— Start —

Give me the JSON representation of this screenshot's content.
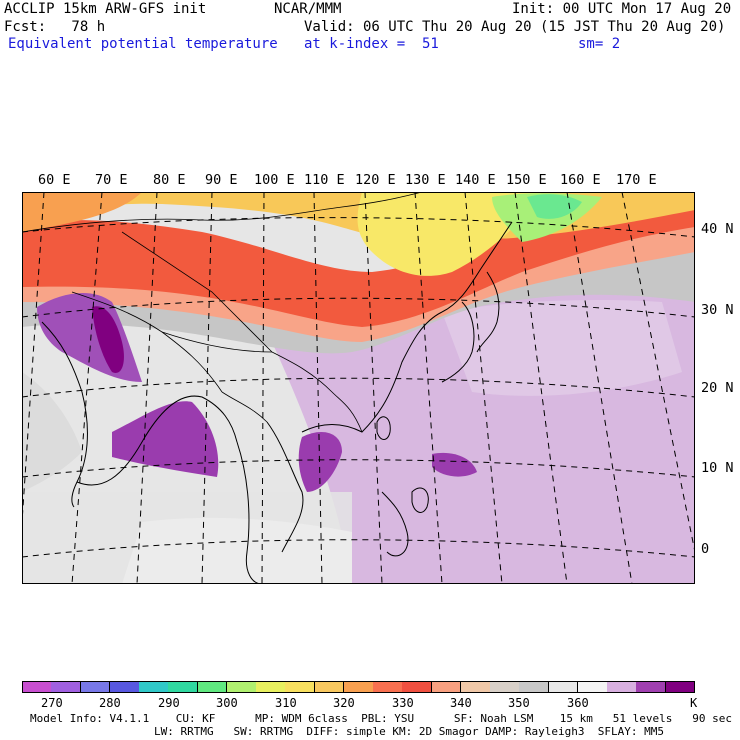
{
  "header": {
    "line1_left": "ACCLIP 15km ARW-GFS init",
    "line1_center": "NCAR/MMM",
    "line1_right": "Init: 00 UTC Mon 17 Aug 20",
    "line2_left": "Fcst:   78 h",
    "line2_right": "Valid: 06 UTC Thu 20 Aug 20 (15 JST Thu 20 Aug 20)",
    "field_name": "Equivalent potential temperature",
    "level": "at k-index =  51",
    "smoothing": "sm= 2"
  },
  "map": {
    "lon_labels": [
      "60 E",
      "70 E",
      "80 E",
      "90 E",
      "100 E",
      "110 E",
      "120 E",
      "130 E",
      "140 E",
      "150 E",
      "160 E",
      "170 E"
    ],
    "lat_labels": [
      "40 N",
      "30 N",
      "20 N",
      "10 N",
      "0"
    ]
  },
  "colorbar": {
    "colors": [
      "#c84fd0",
      "#a060e0",
      "#7878e8",
      "#5858e0",
      "#30c8c8",
      "#30d8a0",
      "#60e880",
      "#b0f070",
      "#e8f060",
      "#f8e060",
      "#f8c860",
      "#f8a050",
      "#f87050",
      "#f05040",
      "#f8a080",
      "#f0c8a8",
      "#d8d0c8",
      "#c8c8c8",
      "#e8e8e8",
      "#f4f4f4",
      "#d8b0e0",
      "#a040b0",
      "#800080"
    ],
    "labels": [
      "270",
      "280",
      "290",
      "300",
      "310",
      "320",
      "330",
      "340",
      "350",
      "360",
      "K"
    ],
    "unit": "K"
  },
  "footer": {
    "line1": "Model Info: V4.1.1    CU: KF      MP: WDM 6class  PBL: YSU      SF: Noah LSM    15 km   51 levels   90 sec",
    "line2": "LW: RRTMG   SW: RRTMG  DIFF: simple KM: 2D Smagor DAMP: Rayleigh3  SFLAY: MM5"
  }
}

— End —

Leave the images out, please, and restate each line word for word.

RESPONSE:
Give me the JSON representation of this screenshot's content.
{
  "header": {
    "line1_left": "ACCLIP 15km ARW-GFS init",
    "line1_center": "NCAR/MMM",
    "line1_right": "Init: 00 UTC Mon 17 Aug 20",
    "line2_left": "Fcst:   78 h",
    "line2_right": "Valid: 06 UTC Thu 20 Aug 20 (15 JST Thu 20 Aug 20)",
    "field_name": "Equivalent potential temperature",
    "level": "at k-index =  51",
    "smoothing": "sm= 2"
  },
  "map": {
    "lon_labels": [
      "60 E",
      "70 E",
      "80 E",
      "90 E",
      "100 E",
      "110 E",
      "120 E",
      "130 E",
      "140 E",
      "150 E",
      "160 E",
      "170 E"
    ],
    "lat_labels": [
      "40 N",
      "30 N",
      "20 N",
      "10 N",
      "0"
    ]
  },
  "colorbar": {
    "colors": [
      "#c84fd0",
      "#a060e0",
      "#7878e8",
      "#5858e0",
      "#30c8c8",
      "#30d8a0",
      "#60e880",
      "#b0f070",
      "#e8f060",
      "#f8e060",
      "#f8c860",
      "#f8a050",
      "#f87050",
      "#f05040",
      "#f8a080",
      "#f0c8a8",
      "#d8d0c8",
      "#c8c8c8",
      "#e8e8e8",
      "#f4f4f4",
      "#d8b0e0",
      "#a040b0",
      "#800080"
    ],
    "labels": [
      "270",
      "280",
      "290",
      "300",
      "310",
      "320",
      "330",
      "340",
      "350",
      "360",
      "K"
    ],
    "unit": "K"
  },
  "footer": {
    "line1": "Model Info: V4.1.1    CU: KF      MP: WDM 6class  PBL: YSU      SF: Noah LSM    15 km   51 levels   90 sec",
    "line2": "LW: RRTMG   SW: RRTMG  DIFF: simple KM: 2D Smagor DAMP: Rayleigh3  SFLAY: MM5"
  }
}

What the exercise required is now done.